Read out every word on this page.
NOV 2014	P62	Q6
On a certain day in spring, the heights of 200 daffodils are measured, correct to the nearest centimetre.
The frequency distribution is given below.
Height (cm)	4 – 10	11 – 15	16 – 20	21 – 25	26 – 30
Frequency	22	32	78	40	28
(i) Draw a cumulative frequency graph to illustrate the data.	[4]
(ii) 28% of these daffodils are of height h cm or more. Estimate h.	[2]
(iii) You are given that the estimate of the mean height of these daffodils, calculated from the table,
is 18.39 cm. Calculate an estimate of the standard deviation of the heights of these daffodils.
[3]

==

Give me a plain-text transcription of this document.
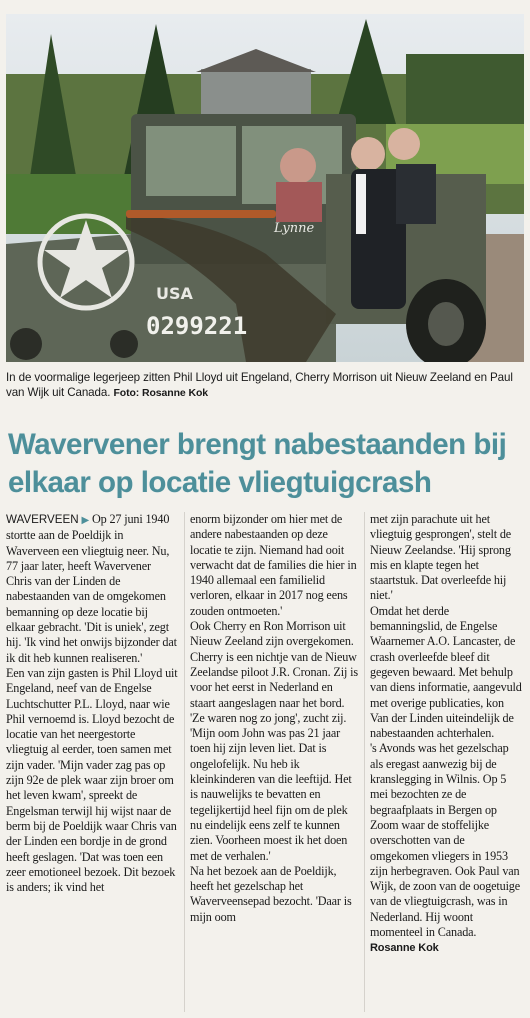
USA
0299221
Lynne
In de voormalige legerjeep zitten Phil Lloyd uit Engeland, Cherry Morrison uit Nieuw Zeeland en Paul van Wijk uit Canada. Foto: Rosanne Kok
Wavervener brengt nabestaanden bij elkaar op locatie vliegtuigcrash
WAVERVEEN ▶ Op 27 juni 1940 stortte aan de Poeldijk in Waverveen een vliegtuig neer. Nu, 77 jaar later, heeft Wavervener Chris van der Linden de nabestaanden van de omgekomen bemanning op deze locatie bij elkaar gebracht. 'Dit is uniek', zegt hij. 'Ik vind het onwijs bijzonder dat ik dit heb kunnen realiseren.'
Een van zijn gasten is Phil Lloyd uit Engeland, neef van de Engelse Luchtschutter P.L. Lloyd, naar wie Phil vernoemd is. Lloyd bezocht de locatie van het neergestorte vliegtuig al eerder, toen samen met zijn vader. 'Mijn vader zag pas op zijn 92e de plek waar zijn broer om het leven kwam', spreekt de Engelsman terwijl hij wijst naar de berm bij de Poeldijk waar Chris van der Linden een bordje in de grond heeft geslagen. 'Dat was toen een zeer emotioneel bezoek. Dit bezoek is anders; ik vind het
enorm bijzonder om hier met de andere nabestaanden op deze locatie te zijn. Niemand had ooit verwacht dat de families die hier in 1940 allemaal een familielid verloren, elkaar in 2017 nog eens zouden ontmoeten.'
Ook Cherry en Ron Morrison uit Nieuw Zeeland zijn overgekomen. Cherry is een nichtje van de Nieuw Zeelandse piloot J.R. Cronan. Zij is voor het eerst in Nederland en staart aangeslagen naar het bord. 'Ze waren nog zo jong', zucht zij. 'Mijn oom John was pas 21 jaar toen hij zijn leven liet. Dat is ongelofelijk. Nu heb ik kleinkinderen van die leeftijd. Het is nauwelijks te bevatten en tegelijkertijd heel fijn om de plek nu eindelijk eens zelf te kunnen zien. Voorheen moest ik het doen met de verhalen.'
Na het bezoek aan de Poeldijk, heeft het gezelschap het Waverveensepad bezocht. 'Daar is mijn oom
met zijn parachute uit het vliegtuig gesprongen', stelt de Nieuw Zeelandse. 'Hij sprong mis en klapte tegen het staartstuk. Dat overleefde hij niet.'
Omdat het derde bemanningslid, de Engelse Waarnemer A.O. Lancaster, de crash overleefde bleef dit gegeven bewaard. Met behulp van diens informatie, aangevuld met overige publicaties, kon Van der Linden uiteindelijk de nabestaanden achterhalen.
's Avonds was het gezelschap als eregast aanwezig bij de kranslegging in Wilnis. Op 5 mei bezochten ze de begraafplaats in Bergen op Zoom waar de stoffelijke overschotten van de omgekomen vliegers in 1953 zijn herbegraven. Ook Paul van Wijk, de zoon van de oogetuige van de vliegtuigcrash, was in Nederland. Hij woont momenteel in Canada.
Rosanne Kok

GOAL:
Locate each line with the word "Rosanne" and copy it.

EXERCISE RESULT:
In de voormalige legerjeep zitten Phil Lloyd uit Engeland, Cherry Morrison uit Nieuw Zeeland en Paul van Wijk uit Canada. Foto: Rosanne Kok
Rosanne Kok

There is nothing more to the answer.